*What is expected*
Return every line of the material exactly.

*Records provided*
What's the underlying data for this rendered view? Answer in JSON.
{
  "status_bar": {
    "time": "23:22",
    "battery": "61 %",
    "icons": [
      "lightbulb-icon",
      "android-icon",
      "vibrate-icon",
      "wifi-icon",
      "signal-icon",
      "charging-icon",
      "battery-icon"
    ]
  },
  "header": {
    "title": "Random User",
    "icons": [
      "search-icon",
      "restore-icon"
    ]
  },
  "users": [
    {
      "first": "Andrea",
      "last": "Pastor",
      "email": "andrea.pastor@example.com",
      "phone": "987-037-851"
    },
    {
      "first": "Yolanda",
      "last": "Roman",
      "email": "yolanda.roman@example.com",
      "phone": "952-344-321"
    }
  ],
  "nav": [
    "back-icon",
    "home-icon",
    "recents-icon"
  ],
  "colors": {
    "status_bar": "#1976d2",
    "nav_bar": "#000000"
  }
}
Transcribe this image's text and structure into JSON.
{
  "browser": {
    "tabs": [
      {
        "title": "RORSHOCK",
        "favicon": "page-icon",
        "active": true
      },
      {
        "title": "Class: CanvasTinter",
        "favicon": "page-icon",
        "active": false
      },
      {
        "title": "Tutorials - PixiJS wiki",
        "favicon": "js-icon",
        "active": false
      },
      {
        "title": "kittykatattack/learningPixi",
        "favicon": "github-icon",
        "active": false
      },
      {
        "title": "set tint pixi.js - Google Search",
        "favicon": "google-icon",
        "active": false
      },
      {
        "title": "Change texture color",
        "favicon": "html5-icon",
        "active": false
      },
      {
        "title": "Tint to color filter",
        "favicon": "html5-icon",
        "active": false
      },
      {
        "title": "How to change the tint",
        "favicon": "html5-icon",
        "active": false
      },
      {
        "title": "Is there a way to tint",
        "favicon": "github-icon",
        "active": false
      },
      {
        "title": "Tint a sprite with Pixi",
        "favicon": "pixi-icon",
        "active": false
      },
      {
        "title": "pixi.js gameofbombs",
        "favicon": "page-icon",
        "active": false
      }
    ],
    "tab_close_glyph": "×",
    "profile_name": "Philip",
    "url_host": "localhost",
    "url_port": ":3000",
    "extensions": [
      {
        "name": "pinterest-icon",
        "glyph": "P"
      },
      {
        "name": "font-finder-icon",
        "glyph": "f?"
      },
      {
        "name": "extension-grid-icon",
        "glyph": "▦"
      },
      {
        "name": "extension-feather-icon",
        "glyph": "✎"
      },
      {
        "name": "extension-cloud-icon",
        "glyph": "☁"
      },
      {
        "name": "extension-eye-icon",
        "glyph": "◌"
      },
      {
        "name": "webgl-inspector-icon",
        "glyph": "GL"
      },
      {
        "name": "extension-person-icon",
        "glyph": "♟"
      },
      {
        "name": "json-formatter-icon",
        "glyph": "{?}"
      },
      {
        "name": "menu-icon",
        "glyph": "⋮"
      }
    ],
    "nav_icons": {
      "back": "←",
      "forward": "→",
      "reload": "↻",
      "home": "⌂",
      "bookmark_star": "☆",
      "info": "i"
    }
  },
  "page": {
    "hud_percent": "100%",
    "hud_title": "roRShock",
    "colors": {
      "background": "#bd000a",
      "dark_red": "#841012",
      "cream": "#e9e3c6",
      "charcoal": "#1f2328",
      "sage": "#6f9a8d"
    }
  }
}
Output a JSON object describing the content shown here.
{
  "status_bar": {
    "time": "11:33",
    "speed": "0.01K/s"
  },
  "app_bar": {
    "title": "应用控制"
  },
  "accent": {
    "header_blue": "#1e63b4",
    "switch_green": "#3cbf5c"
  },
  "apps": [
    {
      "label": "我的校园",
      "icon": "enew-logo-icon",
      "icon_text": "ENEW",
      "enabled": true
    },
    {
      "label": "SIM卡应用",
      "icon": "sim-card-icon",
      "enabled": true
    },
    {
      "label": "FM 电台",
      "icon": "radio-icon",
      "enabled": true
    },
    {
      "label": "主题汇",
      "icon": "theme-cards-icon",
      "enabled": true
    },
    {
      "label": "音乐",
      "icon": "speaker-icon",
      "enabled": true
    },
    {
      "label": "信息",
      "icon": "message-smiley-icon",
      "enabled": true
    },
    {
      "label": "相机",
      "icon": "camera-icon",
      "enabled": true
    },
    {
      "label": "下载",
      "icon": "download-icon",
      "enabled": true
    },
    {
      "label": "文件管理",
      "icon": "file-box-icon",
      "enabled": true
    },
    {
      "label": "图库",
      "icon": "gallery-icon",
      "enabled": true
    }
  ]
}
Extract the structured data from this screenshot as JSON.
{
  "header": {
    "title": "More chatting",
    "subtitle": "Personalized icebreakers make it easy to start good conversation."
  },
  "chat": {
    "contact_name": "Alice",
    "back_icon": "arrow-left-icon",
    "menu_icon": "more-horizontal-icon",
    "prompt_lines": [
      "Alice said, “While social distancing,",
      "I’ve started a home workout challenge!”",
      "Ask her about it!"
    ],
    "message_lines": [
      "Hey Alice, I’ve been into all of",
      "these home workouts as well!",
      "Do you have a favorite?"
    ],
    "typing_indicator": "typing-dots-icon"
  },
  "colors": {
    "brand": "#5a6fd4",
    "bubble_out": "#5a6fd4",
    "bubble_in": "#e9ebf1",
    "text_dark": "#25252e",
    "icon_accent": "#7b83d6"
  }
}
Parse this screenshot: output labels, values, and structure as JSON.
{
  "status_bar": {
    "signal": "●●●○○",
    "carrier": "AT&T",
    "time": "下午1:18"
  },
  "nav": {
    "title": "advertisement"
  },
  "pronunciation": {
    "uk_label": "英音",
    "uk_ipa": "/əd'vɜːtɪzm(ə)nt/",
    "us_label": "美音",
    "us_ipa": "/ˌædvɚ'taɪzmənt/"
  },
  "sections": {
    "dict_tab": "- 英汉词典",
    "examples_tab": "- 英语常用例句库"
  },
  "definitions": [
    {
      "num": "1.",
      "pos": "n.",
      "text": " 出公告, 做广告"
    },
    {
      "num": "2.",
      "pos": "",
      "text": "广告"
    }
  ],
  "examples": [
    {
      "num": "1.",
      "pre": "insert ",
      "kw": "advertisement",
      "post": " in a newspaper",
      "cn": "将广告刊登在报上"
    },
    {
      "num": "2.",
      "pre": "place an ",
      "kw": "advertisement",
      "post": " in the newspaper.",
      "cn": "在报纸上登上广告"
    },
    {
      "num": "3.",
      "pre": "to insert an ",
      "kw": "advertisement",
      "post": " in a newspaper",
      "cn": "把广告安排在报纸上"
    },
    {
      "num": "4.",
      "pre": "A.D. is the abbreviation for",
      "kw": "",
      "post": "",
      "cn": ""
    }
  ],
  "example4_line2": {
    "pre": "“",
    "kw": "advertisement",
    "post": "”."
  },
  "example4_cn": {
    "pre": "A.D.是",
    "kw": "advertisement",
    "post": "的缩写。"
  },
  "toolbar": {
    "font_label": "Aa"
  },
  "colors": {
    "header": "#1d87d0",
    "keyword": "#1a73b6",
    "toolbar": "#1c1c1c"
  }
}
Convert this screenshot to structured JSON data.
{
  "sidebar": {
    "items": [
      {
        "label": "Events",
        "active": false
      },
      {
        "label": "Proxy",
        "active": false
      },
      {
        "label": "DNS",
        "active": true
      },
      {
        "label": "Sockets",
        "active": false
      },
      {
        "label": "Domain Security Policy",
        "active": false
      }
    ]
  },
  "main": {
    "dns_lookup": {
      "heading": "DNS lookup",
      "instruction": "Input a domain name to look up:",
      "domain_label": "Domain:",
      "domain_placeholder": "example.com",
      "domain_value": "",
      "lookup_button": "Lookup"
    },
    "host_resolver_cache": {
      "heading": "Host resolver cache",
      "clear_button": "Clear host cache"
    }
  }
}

*Written answer*
What's the underlying data for this rendered view? Answer in JSON.
{
  "status_bar": {
    "time": "23:22",
    "battery": "61 %",
    "icons": [
      "lightbulb-icon",
      "android-icon",
      "vibrate-icon",
      "wifi-icon",
      "signal-icon",
      "charging-icon",
      "battery-icon"
    ]
  },
  "header": {
    "title": "Random User",
    "icons": [
      "search-icon",
      "restore-icon"
    ]
  },
  "users": [
    {
      "first": "Andrea",
      "last": "Pastor",
      "email": "andrea.pastor@example.com",
      "phone": "987-037-851"
    },
    {
      "first": "Yolanda",
      "last": "Roman",
      "email": "yolanda.roman@example.com",
      "phone": "952-344-321"
    }
  ],
  "nav": [
    "back-icon",
    "home-icon",
    "recents-icon"
  ],
  "colors": {
    "status_bar": "#1976d2",
    "nav_bar": "#000000"
  }
}
Transcribe this image's text and structure into JSON.
{
  "browser": {
    "tabs": [
      {
        "title": "RORSHOCK",
        "favicon": "page-icon",
        "active": true
      },
      {
        "title": "Class: CanvasTinter",
        "favicon": "page-icon",
        "active": false
      },
      {
        "title": "Tutorials - PixiJS wiki",
        "favicon": "js-icon",
        "active": false
      },
      {
        "title": "kittykatattack/learningPixi",
        "favicon": "github-icon",
        "active": false
      },
      {
        "title": "set tint pixi.js - Google Search",
        "favicon": "google-icon",
        "active": false
      },
      {
        "title": "Change texture color",
        "favicon": "html5-icon",
        "active": false
      },
      {
        "title": "Tint to color filter",
        "favicon": "html5-icon",
        "active": false
      },
      {
        "title": "How to change the tint",
        "favicon": "html5-icon",
        "active": false
      },
      {
        "title": "Is there a way to tint",
        "favicon": "github-icon",
        "active": false
      },
      {
        "title": "Tint a sprite with Pixi",
        "favicon": "pixi-icon",
        "active": false
      },
      {
        "title": "pixi.js gameofbombs",
        "favicon": "page-icon",
        "active": false
      }
    ],
    "tab_close_glyph": "×",
    "profile_name": "Philip",
    "url_host": "localhost",
    "url_port": ":3000",
    "extensions": [
      {
        "name": "pinterest-icon",
        "glyph": "P"
      },
      {
        "name": "font-finder-icon",
        "glyph": "f?"
      },
      {
        "name": "extension-grid-icon",
        "glyph": "▦"
      },
      {
        "name": "extension-feather-icon",
        "glyph": "✎"
      },
      {
        "name": "extension-cloud-icon",
        "glyph": "☁"
      },
      {
        "name": "extension-eye-icon",
        "glyph": "◌"
      },
      {
        "name": "webgl-inspector-icon",
        "glyph": "GL"
      },
      {
        "name": "extension-person-icon",
        "glyph": "♟"
      },
      {
        "name": "json-formatter-icon",
        "glyph": "{?}"
      },
      {
        "name": "menu-icon",
        "glyph": "⋮"
      }
    ],
    "nav_icons": {
      "back": "←",
      "forward": "→",
      "reload": "↻",
      "home": "⌂",
      "bookmark_star": "☆",
      "info": "i"
    }
  },
  "page": {
    "hud_percent": "100%",
    "hud_title": "roRShock",
    "colors": {
      "background": "#bd000a",
      "dark_red": "#841012",
      "cream": "#e9e3c6",
      "charcoal": "#1f2328",
      "sage": "#6f9a8d"
    }
  }
}
Output a JSON object describing the content shown here.
{
  "status_bar": {
    "time": "11:33",
    "speed": "0.01K/s"
  },
  "app_bar": {
    "title": "应用控制"
  },
  "accent": {
    "header_blue": "#1e63b4",
    "switch_green": "#3cbf5c"
  },
  "apps": [
    {
      "label": "我的校园",
      "icon": "enew-logo-icon",
      "icon_text": "ENEW",
      "enabled": true
    },
    {
      "label": "SIM卡应用",
      "icon": "sim-card-icon",
      "enabled": true
    },
    {
      "label": "FM 电台",
      "icon": "radio-icon",
      "enabled": true
    },
    {
      "label": "主题汇",
      "icon": "theme-cards-icon",
      "enabled": true
    },
    {
      "label": "音乐",
      "icon": "speaker-icon",
      "enabled": true
    },
    {
      "label": "信息",
      "icon": "message-smiley-icon",
      "enabled": true
    },
    {
      "label": "相机",
      "icon": "camera-icon",
      "enabled": true
    },
    {
      "label": "下载",
      "icon": "download-icon",
      "enabled": true
    },
    {
      "label": "文件管理",
      "icon": "file-box-icon",
      "enabled": true
    },
    {
      "label": "图库",
      "icon": "gallery-icon",
      "enabled": true
    }
  ]
}
Extract the structured data from this screenshot as JSON.
{
  "header": {
    "title": "More chatting",
    "subtitle": "Personalized icebreakers make it easy to start good conversation."
  },
  "chat": {
    "contact_name": "Alice",
    "back_icon": "arrow-left-icon",
    "menu_icon": "more-horizontal-icon",
    "prompt_lines": [
      "Alice said, “While social distancing,",
      "I’ve started a home workout challenge!”",
      "Ask her about it!"
    ],
    "message_lines": [
      "Hey Alice, I’ve been into all of",
      "these home workouts as well!",
      "Do you have a favorite?"
    ],
    "typing_indicator": "typing-dots-icon"
  },
  "colors": {
    "brand": "#5a6fd4",
    "bubble_out": "#5a6fd4",
    "bubble_in": "#e9ebf1",
    "text_dark": "#25252e",
    "icon_accent": "#7b83d6"
  }
}
Parse this screenshot: output labels, values, and structure as JSON.
{
  "status_bar": {
    "signal": "●●●○○",
    "carrier": "AT&T",
    "time": "下午1:18"
  },
  "nav": {
    "title": "advertisement"
  },
  "pronunciation": {
    "uk_label": "英音",
    "uk_ipa": "/əd'vɜːtɪzm(ə)nt/",
    "us_label": "美音",
    "us_ipa": "/ˌædvɚ'taɪzmənt/"
  },
  "sections": {
    "dict_tab": "- 英汉词典",
    "examples_tab": "- 英语常用例句库"
  },
  "definitions": [
    {
      "num": "1.",
      "pos": "n.",
      "text": " 出公告, 做广告"
    },
    {
      "num": "2.",
      "pos": "",
      "text": "广告"
    }
  ],
  "examples": [
    {
      "num": "1.",
      "pre": "insert ",
      "kw": "advertisement",
      "post": " in a newspaper",
      "cn": "将广告刊登在报上"
    },
    {
      "num": "2.",
      "pre": "place an ",
      "kw": "advertisement",
      "post": " in the newspaper.",
      "cn": "在报纸上登上广告"
    },
    {
      "num": "3.",
      "pre": "to insert an ",
      "kw": "advertisement",
      "post": " in a newspaper",
      "cn": "把广告安排在报纸上"
    },
    {
      "num": "4.",
      "pre": "A.D. is the abbreviation for",
      "kw": "",
      "post": "",
      "cn": ""
    }
  ],
  "example4_line2": {
    "pre": "“",
    "kw": "advertisement",
    "post": "”."
  },
  "example4_cn": {
    "pre": "A.D.是",
    "kw": "advertisement",
    "post": "的缩写。"
  },
  "toolbar": {
    "font_label": "Aa"
  },
  "colors": {
    "header": "#1d87d0",
    "keyword": "#1a73b6",
    "toolbar": "#1c1c1c"
  }
}
Convert this screenshot to structured JSON data.
{
  "sidebar": {
    "items": [
      {
        "label": "Events",
        "active": false
      },
      {
        "label": "Proxy",
        "active": false
      },
      {
        "label": "DNS",
        "active": true
      },
      {
        "label": "Sockets",
        "active": false
      },
      {
        "label": "Domain Security Policy",
        "active": false
      }
    ]
  },
  "main": {
    "dns_lookup": {
      "heading": "DNS lookup",
      "instruction": "Input a domain name to look up:",
      "domain_label": "Domain:",
      "domain_placeholder": "example.com",
      "domain_value": "",
      "lookup_button": "Lookup"
    },
    "host_resolver_cache": {
      "heading": "Host resolver cache",
      "clear_button": "Clear host cache"
    }
  }
}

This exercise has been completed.